▶ _TASK DETAILS_:
Tally the lines in the data that follows that include the word "Quarterly", and report nothing but the total.

▶ _ENTRIES_:
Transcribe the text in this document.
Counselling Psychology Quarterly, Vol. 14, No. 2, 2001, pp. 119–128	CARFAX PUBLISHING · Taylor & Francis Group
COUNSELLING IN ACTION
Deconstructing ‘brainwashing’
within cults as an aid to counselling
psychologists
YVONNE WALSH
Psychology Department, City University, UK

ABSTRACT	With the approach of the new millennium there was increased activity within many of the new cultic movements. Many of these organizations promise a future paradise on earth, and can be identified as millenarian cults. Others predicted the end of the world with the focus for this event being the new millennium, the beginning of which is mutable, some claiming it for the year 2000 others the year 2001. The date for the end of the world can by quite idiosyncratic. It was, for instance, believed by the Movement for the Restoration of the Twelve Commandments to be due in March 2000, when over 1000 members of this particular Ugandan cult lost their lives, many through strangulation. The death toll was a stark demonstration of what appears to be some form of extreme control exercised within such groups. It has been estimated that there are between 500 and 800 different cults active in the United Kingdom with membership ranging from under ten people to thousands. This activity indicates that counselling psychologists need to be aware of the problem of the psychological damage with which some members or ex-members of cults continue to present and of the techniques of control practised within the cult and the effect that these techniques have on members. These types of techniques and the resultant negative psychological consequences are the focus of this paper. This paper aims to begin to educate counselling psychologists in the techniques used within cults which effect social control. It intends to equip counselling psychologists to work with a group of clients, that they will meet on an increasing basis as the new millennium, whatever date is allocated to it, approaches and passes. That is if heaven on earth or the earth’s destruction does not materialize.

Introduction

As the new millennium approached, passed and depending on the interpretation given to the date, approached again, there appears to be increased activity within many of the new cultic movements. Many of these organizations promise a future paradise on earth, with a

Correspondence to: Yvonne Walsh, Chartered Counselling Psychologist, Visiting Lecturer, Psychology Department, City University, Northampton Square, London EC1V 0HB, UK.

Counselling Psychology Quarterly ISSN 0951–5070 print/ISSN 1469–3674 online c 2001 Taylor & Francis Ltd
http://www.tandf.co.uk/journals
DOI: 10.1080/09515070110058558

▶ _OUTPUT OF THE TASK_:
2